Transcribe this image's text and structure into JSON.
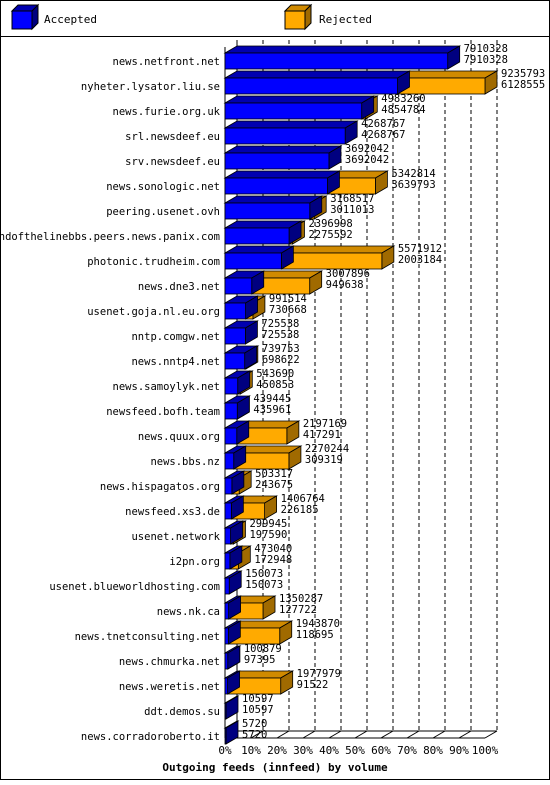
{
  "legend": {
    "accepted": "Accepted",
    "rejected": "Rejected"
  },
  "colors": {
    "accepted": "#0000ff",
    "rejected": "#ffaa00",
    "grid": "#000000",
    "border": "#000000"
  },
  "chart_data": {
    "type": "bar",
    "orientation": "horizontal",
    "stacked": true,
    "title": "Outgoing feeds (innfeed) by volume",
    "categories": [
      "news.netfront.net",
      "nyheter.lysator.liu.se",
      "news.furie.org.uk",
      "srl.newsdeef.eu",
      "srv.newsdeef.eu",
      "news.sonologic.net",
      "peering.usenet.ovh",
      "endofthelinebbs.peers.news.panix.com",
      "photonic.trudheim.com",
      "news.dne3.net",
      "usenet.goja.nl.eu.org",
      "nntp.comgw.net",
      "news.nntp4.net",
      "news.samoylyk.net",
      "newsfeed.bofh.team",
      "news.quux.org",
      "news.bbs.nz",
      "news.hispagatos.org",
      "newsfeed.xs3.de",
      "usenet.network",
      "i2pn.org",
      "usenet.blueworldhosting.com",
      "news.nk.ca",
      "news.tnetconsulting.net",
      "news.chmurka.net",
      "news.weretis.net",
      "ddt.demos.su",
      "news.corradoroberto.it"
    ],
    "offered": [
      7910328,
      9235793,
      4983260,
      4268767,
      3692042,
      5342814,
      3168517,
      2396998,
      5571912,
      3007896,
      991514,
      725538,
      739753,
      543690,
      439445,
      2197169,
      2270244,
      503317,
      1406764,
      299945,
      473040,
      150073,
      1350287,
      1943870,
      100879,
      1977979,
      10597,
      5720
    ],
    "accepted": [
      7910328,
      6128555,
      4854784,
      4268767,
      3692042,
      3639793,
      3011013,
      2275592,
      2003184,
      949638,
      730668,
      725538,
      698622,
      450853,
      435961,
      417291,
      309319,
      243675,
      226185,
      197590,
      172948,
      150073,
      127722,
      118695,
      97395,
      91522,
      10597,
      5720
    ],
    "series": [
      {
        "name": "Accepted",
        "color": "#0000ff"
      },
      {
        "name": "Rejected",
        "color": "#ffaa00"
      }
    ],
    "xaxis": {
      "ticks": [
        "0%",
        "10%",
        "20%",
        "30%",
        "40%",
        "50%",
        "60%",
        "70%",
        "80%",
        "90%",
        "100%"
      ],
      "range": [
        0,
        9235793
      ]
    },
    "grid": true,
    "legend_position": "top"
  }
}
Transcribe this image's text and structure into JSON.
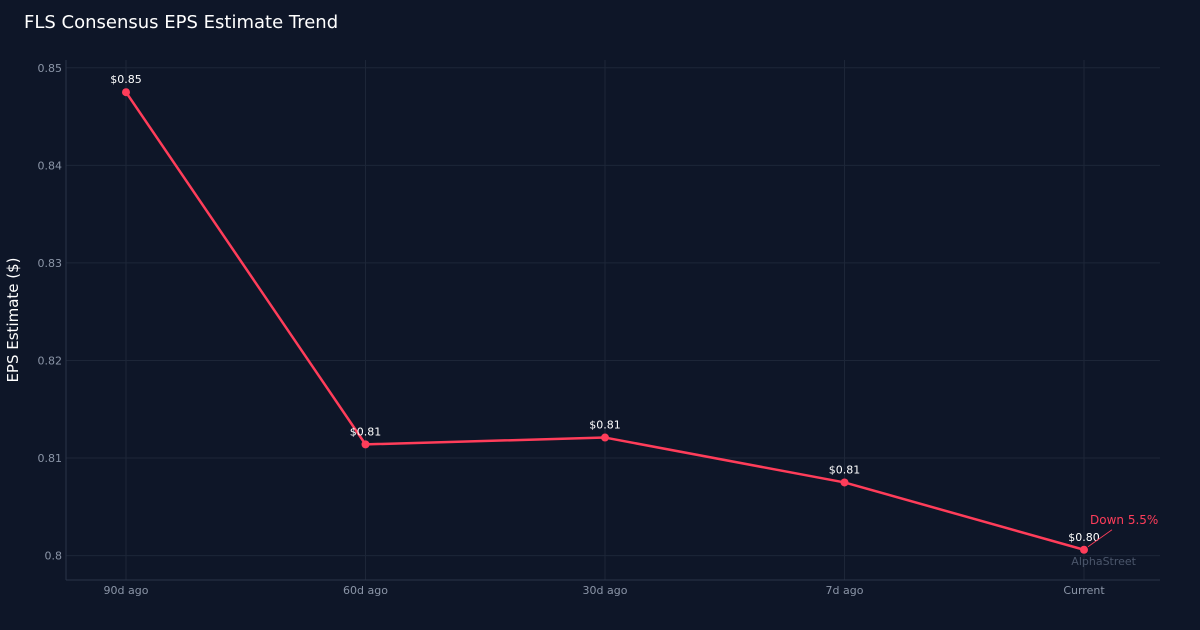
{
  "chart_data": {
    "type": "line",
    "title": "FLS Consensus EPS Estimate Trend",
    "xlabel": "",
    "ylabel": "EPS Estimate ($)",
    "categories": [
      "90d ago",
      "60d ago",
      "30d ago",
      "7d ago",
      "Current"
    ],
    "series": [
      {
        "values": [
          0.8475,
          0.8114,
          0.8121,
          0.8075,
          0.8006
        ],
        "labels": [
          "$0.85",
          "$0.81",
          "$0.81",
          "$0.81",
          "$0.80"
        ]
      }
    ],
    "ylim": [
      0.7975,
      0.8508
    ],
    "yticks": [
      0.8,
      0.81,
      0.82,
      0.83,
      0.84,
      0.85
    ],
    "ytick_labels": [
      "0.8",
      "0.81",
      "0.82",
      "0.83",
      "0.84",
      "0.85"
    ],
    "grid": true,
    "line_color": "#ff3d5a",
    "background": "#0e1628",
    "annotation": {
      "text": "Down 5.5%",
      "target_index": 4,
      "color": "#ff3d5a"
    },
    "watermark": "AlphaStreet"
  }
}
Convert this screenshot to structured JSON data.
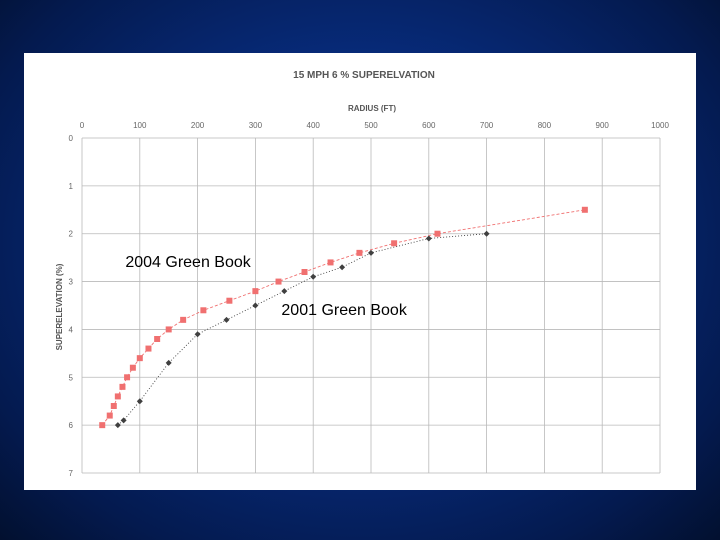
{
  "colors": {
    "background": "#062a78",
    "panel": "#ffffff",
    "grid": "#b9b9b9",
    "series_2004": "#f07070",
    "series_2001": "#404040"
  },
  "chart_data": {
    "type": "line",
    "title": "15 MPH 6 % SUPERELVATION",
    "xlabel": "RADIUS (FT)",
    "ylabel": "SUPERELEVATION (%)",
    "xlim": [
      0,
      1000
    ],
    "ylim": [
      0,
      7
    ],
    "y_inverted": true,
    "x_axis_position": "top",
    "x_ticks": [
      "0",
      "100",
      "200",
      "300",
      "400",
      "500",
      "600",
      "700",
      "800",
      "900",
      "1000"
    ],
    "y_ticks": [
      "0",
      "1",
      "2",
      "3",
      "4",
      "5",
      "6",
      "7"
    ],
    "grid": true,
    "series": [
      {
        "name": "2004 Green Book",
        "marker": "square",
        "line_style": "dashed",
        "points": [
          [
            35,
            6.0
          ],
          [
            48,
            5.8
          ],
          [
            55,
            5.6
          ],
          [
            62,
            5.4
          ],
          [
            70,
            5.2
          ],
          [
            78,
            5.0
          ],
          [
            88,
            4.8
          ],
          [
            100,
            4.6
          ],
          [
            115,
            4.4
          ],
          [
            130,
            4.2
          ],
          [
            150,
            4.0
          ],
          [
            175,
            3.8
          ],
          [
            210,
            3.6
          ],
          [
            255,
            3.4
          ],
          [
            300,
            3.2
          ],
          [
            340,
            3.0
          ],
          [
            385,
            2.8
          ],
          [
            430,
            2.6
          ],
          [
            480,
            2.4
          ],
          [
            540,
            2.2
          ],
          [
            615,
            2.0
          ],
          [
            870,
            1.5
          ]
        ]
      },
      {
        "name": "2001 Green Book",
        "marker": "diamond",
        "line_style": "dotted",
        "points": [
          [
            62,
            6.0
          ],
          [
            72,
            5.9
          ],
          [
            100,
            5.5
          ],
          [
            150,
            4.7
          ],
          [
            200,
            4.1
          ],
          [
            250,
            3.8
          ],
          [
            300,
            3.5
          ],
          [
            350,
            3.2
          ],
          [
            400,
            2.9
          ],
          [
            450,
            2.7
          ],
          [
            500,
            2.4
          ],
          [
            600,
            2.1
          ],
          [
            700,
            2.0
          ]
        ]
      }
    ],
    "annotations": [
      {
        "text": "2004 Green Book",
        "series": 0,
        "at": [
          75,
          2.7
        ]
      },
      {
        "text": "2001 Green Book",
        "series": 1,
        "at": [
          345,
          3.7
        ]
      }
    ]
  }
}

========================================================================

Reproduce every entry word for word, but skip any pictures.

Transcribe this image's text and structure into JSON.
{
  "legend": {
    "accepted": "Accepted",
    "rejected": "Rejected"
  },
  "colors": {
    "accepted": "#0000ff",
    "rejected": "#ffaa00",
    "grid": "#000000",
    "border": "#000000"
  },
  "chart_data": {
    "type": "bar",
    "orientation": "horizontal",
    "stacked": true,
    "title": "Outgoing feeds (innfeed) by volume",
    "categories": [
      "news.netfront.net",
      "nyheter.lysator.liu.se",
      "news.furie.org.uk",
      "srl.newsdeef.eu",
      "srv.newsdeef.eu",
      "news.sonologic.net",
      "peering.usenet.ovh",
      "endofthelinebbs.peers.news.panix.com",
      "photonic.trudheim.com",
      "news.dne3.net",
      "usenet.goja.nl.eu.org",
      "nntp.comgw.net",
      "news.nntp4.net",
      "news.samoylyk.net",
      "newsfeed.bofh.team",
      "news.quux.org",
      "news.bbs.nz",
      "news.hispagatos.org",
      "newsfeed.xs3.de",
      "usenet.network",
      "i2pn.org",
      "usenet.blueworldhosting.com",
      "news.nk.ca",
      "news.tnetconsulting.net",
      "news.chmurka.net",
      "news.weretis.net",
      "ddt.demos.su",
      "news.corradoroberto.it"
    ],
    "offered": [
      7910328,
      9235793,
      4983260,
      4268767,
      3692042,
      5342814,
      3168517,
      2396998,
      5571912,
      3007896,
      991514,
      725538,
      739753,
      543690,
      439445,
      2197169,
      2270244,
      503317,
      1406764,
      299945,
      473040,
      150073,
      1350287,
      1943870,
      100879,
      1977979,
      10597,
      5720
    ],
    "accepted": [
      7910328,
      6128555,
      4854784,
      4268767,
      3692042,
      3639793,
      3011013,
      2275592,
      2003184,
      949638,
      730668,
      725538,
      698622,
      450853,
      435961,
      417291,
      309319,
      243675,
      226185,
      197590,
      172948,
      150073,
      127722,
      118695,
      97395,
      91522,
      10597,
      5720
    ],
    "series": [
      {
        "name": "Accepted",
        "color": "#0000ff"
      },
      {
        "name": "Rejected",
        "color": "#ffaa00"
      }
    ],
    "xaxis": {
      "ticks": [
        "0%",
        "10%",
        "20%",
        "30%",
        "40%",
        "50%",
        "60%",
        "70%",
        "80%",
        "90%",
        "100%"
      ],
      "range": [
        0,
        9235793
      ]
    },
    "grid": true,
    "legend_position": "top"
  }
}
Transcribe this image's text and structure into JSON.
{
  "chart_data": {
    "type": "line",
    "title": "FLS Consensus EPS Estimate Trend",
    "xlabel": "",
    "ylabel": "EPS Estimate ($)",
    "categories": [
      "90d ago",
      "60d ago",
      "30d ago",
      "7d ago",
      "Current"
    ],
    "series": [
      {
        "values": [
          0.8475,
          0.8114,
          0.8121,
          0.8075,
          0.8006
        ],
        "labels": [
          "$0.85",
          "$0.81",
          "$0.81",
          "$0.81",
          "$0.80"
        ]
      }
    ],
    "ylim": [
      0.7975,
      0.8508
    ],
    "yticks": [
      0.8,
      0.81,
      0.82,
      0.83,
      0.84,
      0.85
    ],
    "ytick_labels": [
      "0.8",
      "0.81",
      "0.82",
      "0.83",
      "0.84",
      "0.85"
    ],
    "grid": true,
    "line_color": "#ff3d5a",
    "background": "#0e1628",
    "annotation": {
      "text": "Down 5.5%",
      "target_index": 4,
      "color": "#ff3d5a"
    },
    "watermark": "AlphaStreet"
  }
}
Convert this screenshot to structured JSON data.
{
  "colors": {
    "background": "#062a78",
    "panel": "#ffffff",
    "grid": "#b9b9b9",
    "series_2004": "#f07070",
    "series_2001": "#404040"
  },
  "chart_data": {
    "type": "line",
    "title": "15 MPH 6 % SUPERELVATION",
    "xlabel": "RADIUS (FT)",
    "ylabel": "SUPERELEVATION (%)",
    "xlim": [
      0,
      1000
    ],
    "ylim": [
      0,
      7
    ],
    "y_inverted": true,
    "x_axis_position": "top",
    "x_ticks": [
      "0",
      "100",
      "200",
      "300",
      "400",
      "500",
      "600",
      "700",
      "800",
      "900",
      "1000"
    ],
    "y_ticks": [
      "0",
      "1",
      "2",
      "3",
      "4",
      "5",
      "6",
      "7"
    ],
    "grid": true,
    "series": [
      {
        "name": "2004 Green Book",
        "marker": "square",
        "line_style": "dashed",
        "points": [
          [
            35,
            6.0
          ],
          [
            48,
            5.8
          ],
          [
            55,
            5.6
          ],
          [
            62,
            5.4
          ],
          [
            70,
            5.2
          ],
          [
            78,
            5.0
          ],
          [
            88,
            4.8
          ],
          [
            100,
            4.6
          ],
          [
            115,
            4.4
          ],
          [
            130,
            4.2
          ],
          [
            150,
            4.0
          ],
          [
            175,
            3.8
          ],
          [
            210,
            3.6
          ],
          [
            255,
            3.4
          ],
          [
            300,
            3.2
          ],
          [
            340,
            3.0
          ],
          [
            385,
            2.8
          ],
          [
            430,
            2.6
          ],
          [
            480,
            2.4
          ],
          [
            540,
            2.2
          ],
          [
            615,
            2.0
          ],
          [
            870,
            1.5
          ]
        ]
      },
      {
        "name": "2001 Green Book",
        "marker": "diamond",
        "line_style": "dotted",
        "points": [
          [
            62,
            6.0
          ],
          [
            72,
            5.9
          ],
          [
            100,
            5.5
          ],
          [
            150,
            4.7
          ],
          [
            200,
            4.1
          ],
          [
            250,
            3.8
          ],
          [
            300,
            3.5
          ],
          [
            350,
            3.2
          ],
          [
            400,
            2.9
          ],
          [
            450,
            2.7
          ],
          [
            500,
            2.4
          ],
          [
            600,
            2.1
          ],
          [
            700,
            2.0
          ]
        ]
      }
    ],
    "annotations": [
      {
        "text": "2004 Green Book",
        "series": 0,
        "at": [
          75,
          2.7
        ]
      },
      {
        "text": "2001 Green Book",
        "series": 1,
        "at": [
          345,
          3.7
        ]
      }
    ]
  }
}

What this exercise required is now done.